• To be done:
Set the listing down again exactly, please, apart from its pictures.

• Material:
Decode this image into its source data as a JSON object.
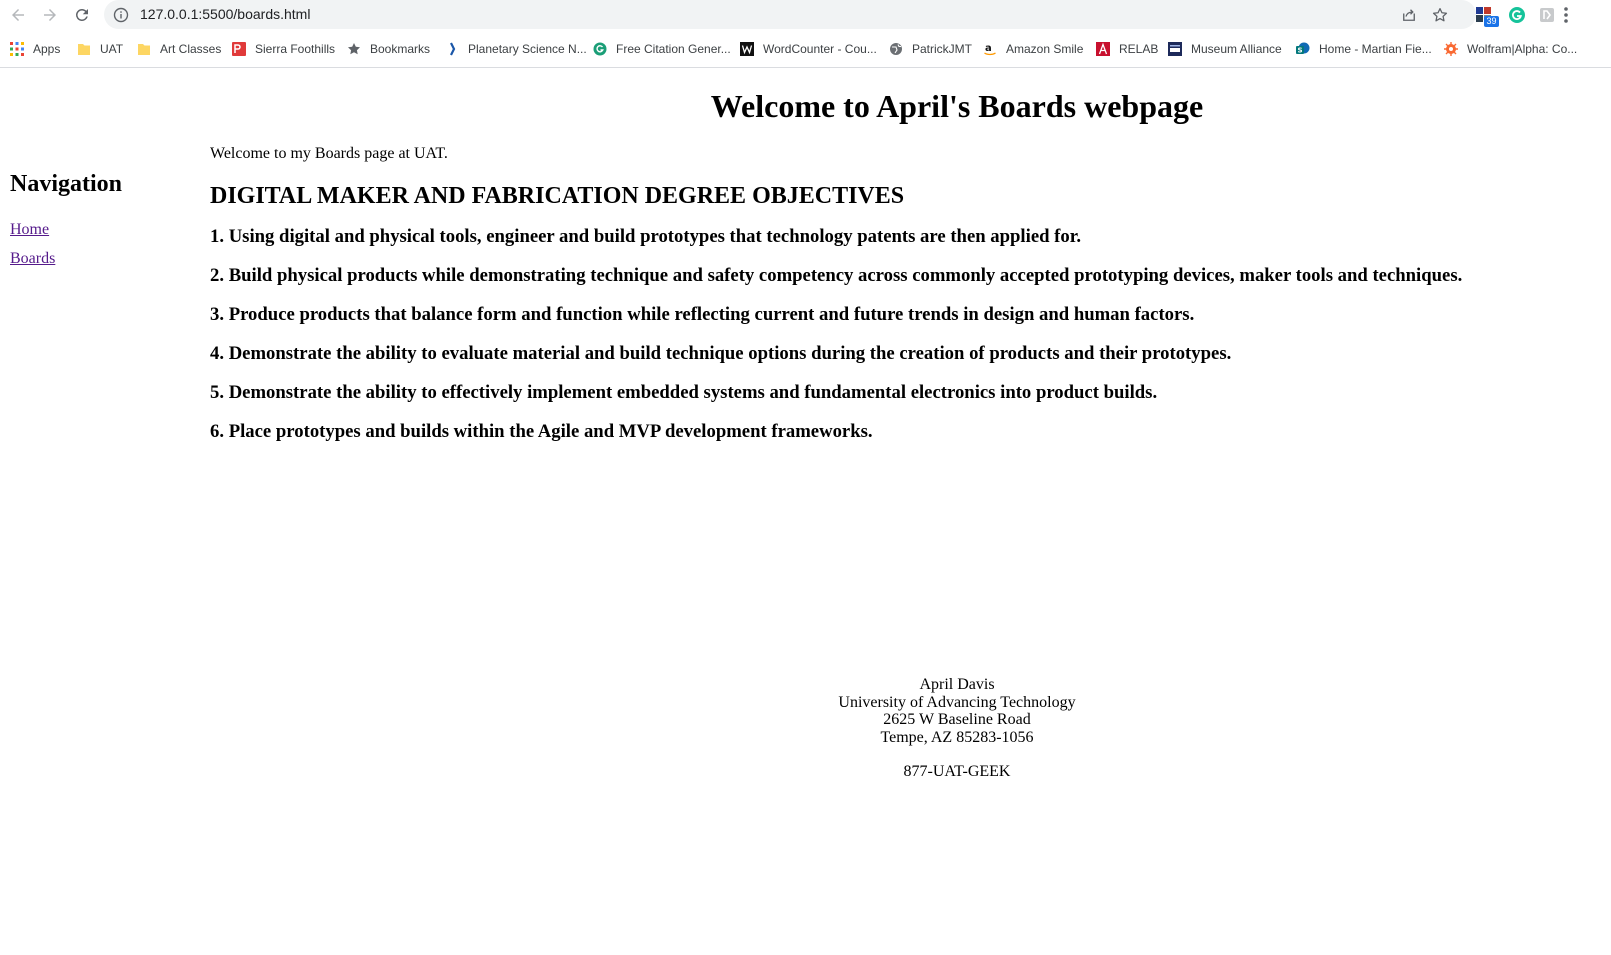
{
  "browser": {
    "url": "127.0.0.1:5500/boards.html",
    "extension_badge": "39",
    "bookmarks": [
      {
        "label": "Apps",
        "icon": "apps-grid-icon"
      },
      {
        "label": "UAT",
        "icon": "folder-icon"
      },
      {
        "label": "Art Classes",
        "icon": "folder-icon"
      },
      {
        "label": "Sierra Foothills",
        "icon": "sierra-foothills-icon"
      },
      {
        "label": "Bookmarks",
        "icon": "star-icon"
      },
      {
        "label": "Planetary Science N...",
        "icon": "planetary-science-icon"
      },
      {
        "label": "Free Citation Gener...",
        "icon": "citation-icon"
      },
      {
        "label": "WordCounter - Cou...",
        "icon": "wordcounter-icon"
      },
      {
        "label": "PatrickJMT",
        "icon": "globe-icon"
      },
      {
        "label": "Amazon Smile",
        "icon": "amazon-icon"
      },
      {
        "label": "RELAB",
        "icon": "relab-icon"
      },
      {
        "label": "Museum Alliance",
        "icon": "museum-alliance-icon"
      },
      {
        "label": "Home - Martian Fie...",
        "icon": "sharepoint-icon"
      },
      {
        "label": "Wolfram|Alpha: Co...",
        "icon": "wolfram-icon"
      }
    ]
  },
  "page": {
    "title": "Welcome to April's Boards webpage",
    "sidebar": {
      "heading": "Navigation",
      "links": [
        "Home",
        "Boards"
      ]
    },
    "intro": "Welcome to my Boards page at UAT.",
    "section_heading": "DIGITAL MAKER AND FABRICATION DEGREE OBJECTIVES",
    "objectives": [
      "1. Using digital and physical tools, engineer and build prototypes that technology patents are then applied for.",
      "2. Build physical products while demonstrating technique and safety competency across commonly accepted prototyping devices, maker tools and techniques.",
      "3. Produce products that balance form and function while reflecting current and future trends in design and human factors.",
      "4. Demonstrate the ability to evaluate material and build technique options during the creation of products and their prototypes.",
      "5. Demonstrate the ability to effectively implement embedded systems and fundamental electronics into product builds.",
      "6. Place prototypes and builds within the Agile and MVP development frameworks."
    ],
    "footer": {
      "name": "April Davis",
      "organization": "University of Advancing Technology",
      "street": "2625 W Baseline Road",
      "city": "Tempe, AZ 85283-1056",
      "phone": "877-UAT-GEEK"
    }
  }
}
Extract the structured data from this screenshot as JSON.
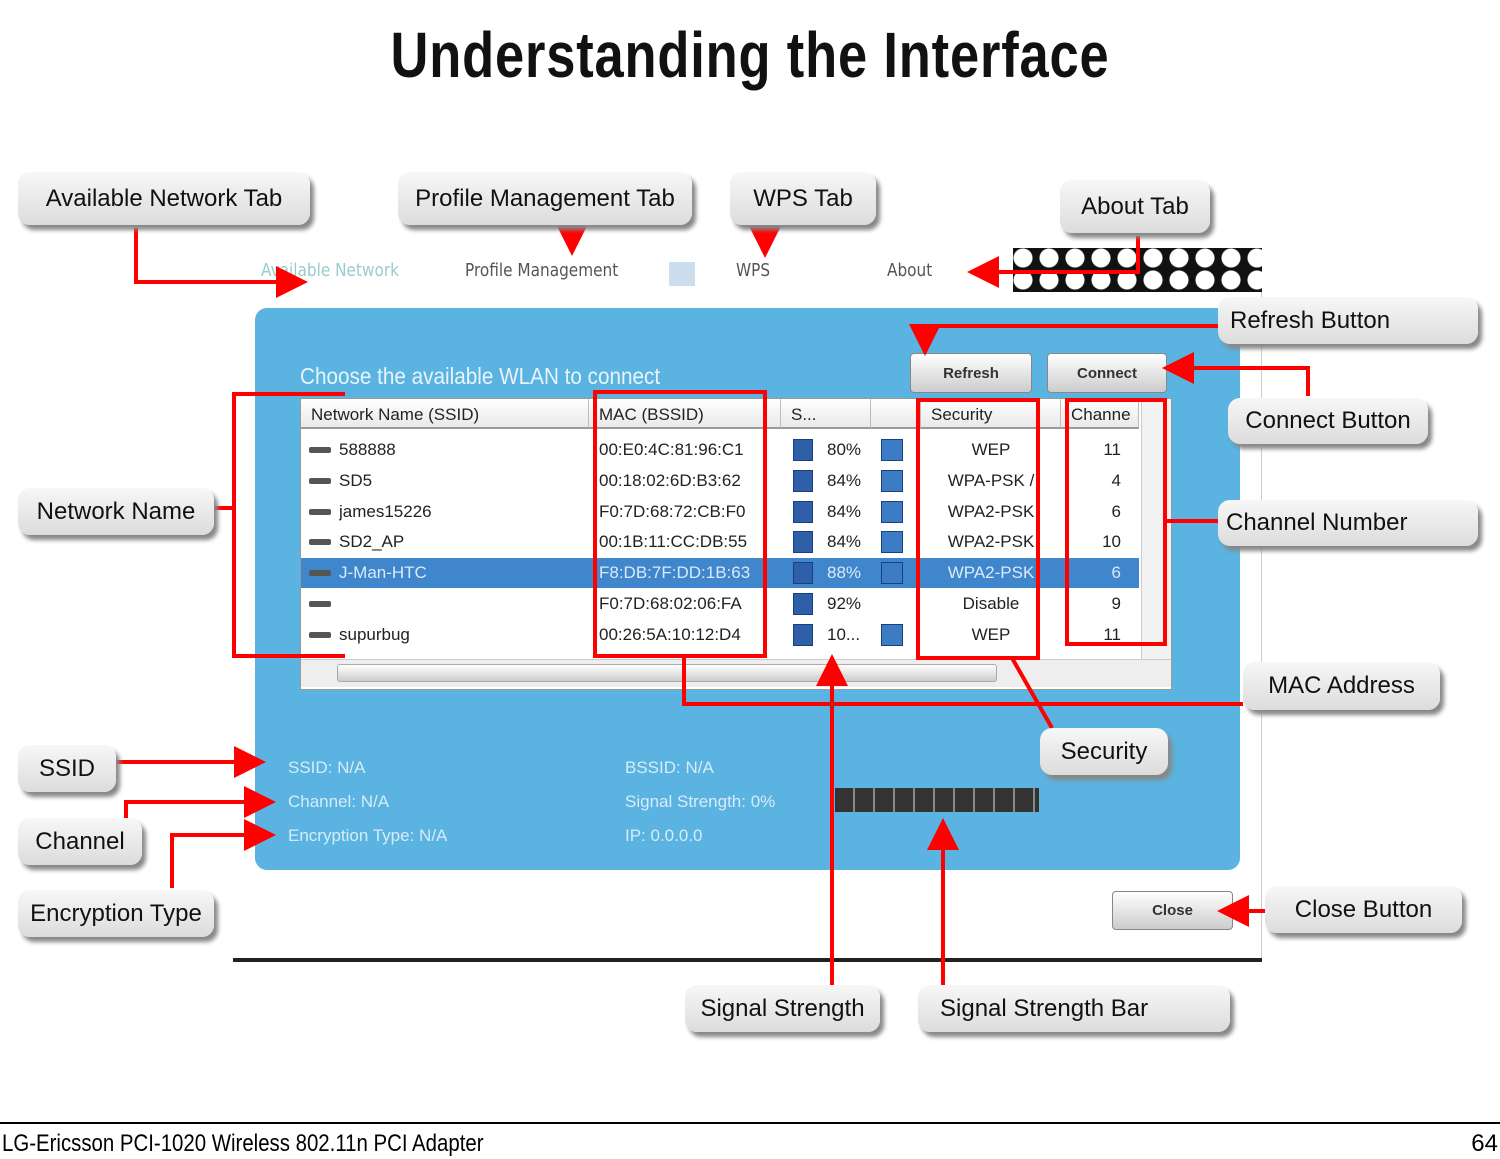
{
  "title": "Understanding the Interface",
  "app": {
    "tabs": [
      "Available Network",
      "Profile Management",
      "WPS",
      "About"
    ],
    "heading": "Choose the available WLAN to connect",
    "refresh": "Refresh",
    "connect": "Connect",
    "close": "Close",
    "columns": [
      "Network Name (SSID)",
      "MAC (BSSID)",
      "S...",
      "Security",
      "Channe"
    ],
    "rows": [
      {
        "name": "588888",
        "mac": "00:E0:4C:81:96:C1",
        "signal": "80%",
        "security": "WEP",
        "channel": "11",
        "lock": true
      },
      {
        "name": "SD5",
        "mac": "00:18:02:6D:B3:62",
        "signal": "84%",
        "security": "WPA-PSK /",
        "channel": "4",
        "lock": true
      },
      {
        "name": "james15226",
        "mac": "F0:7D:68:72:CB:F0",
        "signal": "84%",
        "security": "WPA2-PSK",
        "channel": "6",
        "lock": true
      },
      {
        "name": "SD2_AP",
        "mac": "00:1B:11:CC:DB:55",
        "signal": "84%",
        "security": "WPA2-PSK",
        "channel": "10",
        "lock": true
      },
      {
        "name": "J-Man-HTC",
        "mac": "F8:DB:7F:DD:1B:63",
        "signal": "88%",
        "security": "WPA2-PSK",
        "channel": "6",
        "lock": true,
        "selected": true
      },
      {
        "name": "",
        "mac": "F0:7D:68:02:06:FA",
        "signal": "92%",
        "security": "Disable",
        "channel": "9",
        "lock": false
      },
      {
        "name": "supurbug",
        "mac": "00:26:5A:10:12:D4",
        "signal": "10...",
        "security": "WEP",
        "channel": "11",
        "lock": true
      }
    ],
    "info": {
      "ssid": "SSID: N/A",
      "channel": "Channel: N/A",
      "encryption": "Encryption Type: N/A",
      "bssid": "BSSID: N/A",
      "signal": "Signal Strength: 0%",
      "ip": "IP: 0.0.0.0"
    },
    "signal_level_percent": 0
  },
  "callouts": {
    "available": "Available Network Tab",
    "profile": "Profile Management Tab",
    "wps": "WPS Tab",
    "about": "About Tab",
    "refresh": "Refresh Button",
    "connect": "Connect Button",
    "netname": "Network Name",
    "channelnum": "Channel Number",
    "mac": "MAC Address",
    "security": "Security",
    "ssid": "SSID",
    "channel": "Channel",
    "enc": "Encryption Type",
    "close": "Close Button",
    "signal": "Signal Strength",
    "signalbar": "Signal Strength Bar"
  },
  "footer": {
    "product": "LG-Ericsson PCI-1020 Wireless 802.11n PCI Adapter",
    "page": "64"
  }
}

• Exercise output:
Decode this image into its source data as a JSON object.
{
  "browser": {
    "url": "127.0.0.1:5500/boards.html",
    "extension_badge": "39",
    "bookmarks": [
      {
        "label": "Apps",
        "icon": "apps-grid-icon"
      },
      {
        "label": "UAT",
        "icon": "folder-icon"
      },
      {
        "label": "Art Classes",
        "icon": "folder-icon"
      },
      {
        "label": "Sierra Foothills",
        "icon": "sierra-foothills-icon"
      },
      {
        "label": "Bookmarks",
        "icon": "star-icon"
      },
      {
        "label": "Planetary Science N...",
        "icon": "planetary-science-icon"
      },
      {
        "label": "Free Citation Gener...",
        "icon": "citation-icon"
      },
      {
        "label": "WordCounter - Cou...",
        "icon": "wordcounter-icon"
      },
      {
        "label": "PatrickJMT",
        "icon": "globe-icon"
      },
      {
        "label": "Amazon Smile",
        "icon": "amazon-icon"
      },
      {
        "label": "RELAB",
        "icon": "relab-icon"
      },
      {
        "label": "Museum Alliance",
        "icon": "museum-alliance-icon"
      },
      {
        "label": "Home - Martian Fie...",
        "icon": "sharepoint-icon"
      },
      {
        "label": "Wolfram|Alpha: Co...",
        "icon": "wolfram-icon"
      }
    ]
  },
  "page": {
    "title": "Welcome to April's Boards webpage",
    "sidebar": {
      "heading": "Navigation",
      "links": [
        "Home",
        "Boards"
      ]
    },
    "intro": "Welcome to my Boards page at UAT.",
    "section_heading": "DIGITAL MAKER AND FABRICATION DEGREE OBJECTIVES",
    "objectives": [
      "1. Using digital and physical tools, engineer and build prototypes that technology patents are then applied for.",
      "2. Build physical products while demonstrating technique and safety competency across commonly accepted prototyping devices, maker tools and techniques.",
      "3. Produce products that balance form and function while reflecting current and future trends in design and human factors.",
      "4. Demonstrate the ability to evaluate material and build technique options during the creation of products and their prototypes.",
      "5. Demonstrate the ability to effectively implement embedded systems and fundamental electronics into product builds.",
      "6. Place prototypes and builds within the Agile and MVP development frameworks."
    ],
    "footer": {
      "name": "April Davis",
      "organization": "University of Advancing Technology",
      "street": "2625 W Baseline Road",
      "city": "Tempe, AZ 85283-1056",
      "phone": "877-UAT-GEEK"
    }
  }
}
Extract the structured data from this screenshot as JSON.
{
  "title": "Understanding the Interface",
  "app": {
    "tabs": [
      "Available Network",
      "Profile Management",
      "WPS",
      "About"
    ],
    "heading": "Choose the available WLAN to connect",
    "refresh": "Refresh",
    "connect": "Connect",
    "close": "Close",
    "columns": [
      "Network Name (SSID)",
      "MAC (BSSID)",
      "S...",
      "Security",
      "Channe"
    ],
    "rows": [
      {
        "name": "588888",
        "mac": "00:E0:4C:81:96:C1",
        "signal": "80%",
        "security": "WEP",
        "channel": "11",
        "lock": true
      },
      {
        "name": "SD5",
        "mac": "00:18:02:6D:B3:62",
        "signal": "84%",
        "security": "WPA-PSK /",
        "channel": "4",
        "lock": true
      },
      {
        "name": "james15226",
        "mac": "F0:7D:68:72:CB:F0",
        "signal": "84%",
        "security": "WPA2-PSK",
        "channel": "6",
        "lock": true
      },
      {
        "name": "SD2_AP",
        "mac": "00:1B:11:CC:DB:55",
        "signal": "84%",
        "security": "WPA2-PSK",
        "channel": "10",
        "lock": true
      },
      {
        "name": "J-Man-HTC",
        "mac": "F8:DB:7F:DD:1B:63",
        "signal": "88%",
        "security": "WPA2-PSK",
        "channel": "6",
        "lock": true,
        "selected": true
      },
      {
        "name": "",
        "mac": "F0:7D:68:02:06:FA",
        "signal": "92%",
        "security": "Disable",
        "channel": "9",
        "lock": false
      },
      {
        "name": "supurbug",
        "mac": "00:26:5A:10:12:D4",
        "signal": "10...",
        "security": "WEP",
        "channel": "11",
        "lock": true
      }
    ],
    "info": {
      "ssid": "SSID: N/A",
      "channel": "Channel: N/A",
      "encryption": "Encryption Type: N/A",
      "bssid": "BSSID: N/A",
      "signal": "Signal Strength: 0%",
      "ip": "IP: 0.0.0.0"
    },
    "signal_level_percent": 0
  },
  "callouts": {
    "available": "Available Network Tab",
    "profile": "Profile Management Tab",
    "wps": "WPS Tab",
    "about": "About Tab",
    "refresh": "Refresh Button",
    "connect": "Connect Button",
    "netname": "Network Name",
    "channelnum": "Channel Number",
    "mac": "MAC Address",
    "security": "Security",
    "ssid": "SSID",
    "channel": "Channel",
    "enc": "Encryption Type",
    "close": "Close Button",
    "signal": "Signal Strength",
    "signalbar": "Signal Strength Bar"
  },
  "footer": {
    "product": "LG-Ericsson PCI-1020 Wireless 802.11n PCI Adapter",
    "page": "64"
  }
}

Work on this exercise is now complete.